* **Task requirements**
Repeat all of the data precisely.

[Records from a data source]
— start —

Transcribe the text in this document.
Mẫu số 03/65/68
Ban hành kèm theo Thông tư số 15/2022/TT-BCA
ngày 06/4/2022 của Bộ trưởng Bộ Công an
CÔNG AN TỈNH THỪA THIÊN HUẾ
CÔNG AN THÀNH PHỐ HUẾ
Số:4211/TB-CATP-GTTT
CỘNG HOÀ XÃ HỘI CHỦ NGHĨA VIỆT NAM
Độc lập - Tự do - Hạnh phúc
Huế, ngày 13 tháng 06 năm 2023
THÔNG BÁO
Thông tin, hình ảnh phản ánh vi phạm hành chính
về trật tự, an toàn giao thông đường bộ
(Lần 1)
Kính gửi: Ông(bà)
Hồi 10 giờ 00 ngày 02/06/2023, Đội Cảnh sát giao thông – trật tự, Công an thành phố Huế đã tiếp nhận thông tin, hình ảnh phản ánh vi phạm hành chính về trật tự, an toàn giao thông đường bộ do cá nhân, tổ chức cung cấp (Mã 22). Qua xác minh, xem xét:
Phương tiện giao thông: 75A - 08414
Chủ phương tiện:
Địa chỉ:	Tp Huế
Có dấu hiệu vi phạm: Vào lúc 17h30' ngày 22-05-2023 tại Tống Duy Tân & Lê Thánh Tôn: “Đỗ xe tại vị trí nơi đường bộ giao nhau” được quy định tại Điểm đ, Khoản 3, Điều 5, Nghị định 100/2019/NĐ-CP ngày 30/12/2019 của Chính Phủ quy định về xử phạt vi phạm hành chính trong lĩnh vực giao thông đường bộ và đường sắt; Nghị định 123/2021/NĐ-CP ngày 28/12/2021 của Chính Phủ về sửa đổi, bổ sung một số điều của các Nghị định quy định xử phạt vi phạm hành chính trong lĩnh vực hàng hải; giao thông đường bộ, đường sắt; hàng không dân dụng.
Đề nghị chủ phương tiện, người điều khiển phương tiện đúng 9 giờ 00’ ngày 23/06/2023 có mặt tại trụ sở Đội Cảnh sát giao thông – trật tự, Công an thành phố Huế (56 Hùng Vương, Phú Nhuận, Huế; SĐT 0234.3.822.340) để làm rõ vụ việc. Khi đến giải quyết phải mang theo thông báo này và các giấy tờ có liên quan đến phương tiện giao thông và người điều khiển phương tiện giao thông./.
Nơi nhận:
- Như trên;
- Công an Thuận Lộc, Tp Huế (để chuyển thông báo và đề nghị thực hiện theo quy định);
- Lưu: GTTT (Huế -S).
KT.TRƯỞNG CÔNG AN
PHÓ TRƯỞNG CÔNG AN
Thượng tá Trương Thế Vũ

— end —

* **Final result**
Transcribe the text in this document.
Mẫu số 03/65/68
Ban hành kèm theo Thông tư số 15/2022/TT-BCA
ngày 06/4/2022 của Bộ trưởng Bộ Công an
CÔNG AN TỈNH THỪA THIÊN HUẾ
CÔNG AN THÀNH PHỐ HUẾ
Số:4211/TB-CATP-GTTT
CỘNG HOÀ XÃ HỘI CHỦ NGHĨA VIỆT NAM
Độc lập - Tự do - Hạnh phúc
Huế, ngày 13 tháng 06 năm 2023
THÔNG BÁO
Thông tin, hình ảnh phản ánh vi phạm hành chính
về trật tự, an toàn giao thông đường bộ
(Lần 1)
Kính gửi: Ông(bà)
Hồi 10 giờ 00 ngày 02/06/2023, Đội Cảnh sát giao thông – trật tự, Công an thành phố Huế đã tiếp nhận thông tin, hình ảnh phản ánh vi phạm hành chính về trật tự, an toàn giao thông đường bộ do cá nhân, tổ chức cung cấp (Mã 22). Qua xác minh, xem xét:
Phương tiện giao thông: 75A - 08414
Chủ phương tiện:
Địa chỉ:	Tp Huế
Có dấu hiệu vi phạm: Vào lúc 17h30' ngày 22-05-2023 tại Tống Duy Tân & Lê Thánh Tôn: “Đỗ xe tại vị trí nơi đường bộ giao nhau” được quy định tại Điểm đ, Khoản 3, Điều 5, Nghị định 100/2019/NĐ-CP ngày 30/12/2019 của Chính Phủ quy định về xử phạt vi phạm hành chính trong lĩnh vực giao thông đường bộ và đường sắt; Nghị định 123/2021/NĐ-CP ngày 28/12/2021 của Chính Phủ về sửa đổi, bổ sung một số điều của các Nghị định quy định xử phạt vi phạm hành chính trong lĩnh vực hàng hải; giao thông đường bộ, đường sắt; hàng không dân dụng.
Đề nghị chủ phương tiện, người điều khiển phương tiện đúng 9 giờ 00’ ngày 23/06/2023 có mặt tại trụ sở Đội Cảnh sát giao thông – trật tự, Công an thành phố Huế (56 Hùng Vương, Phú Nhuận, Huế; SĐT 0234.3.822.340) để làm rõ vụ việc. Khi đến giải quyết phải mang theo thông báo này và các giấy tờ có liên quan đến phương tiện giao thông và người điều khiển phương tiện giao thông./.
Nơi nhận:
- Như trên;
- Công an Thuận Lộc, Tp Huế (để chuyển thông báo và đề nghị thực hiện theo quy định);
- Lưu: GTTT (Huế -S).
KT.TRƯỞNG CÔNG AN
PHÓ TRƯỞNG CÔNG AN
Thượng tá Trương Thế Vũ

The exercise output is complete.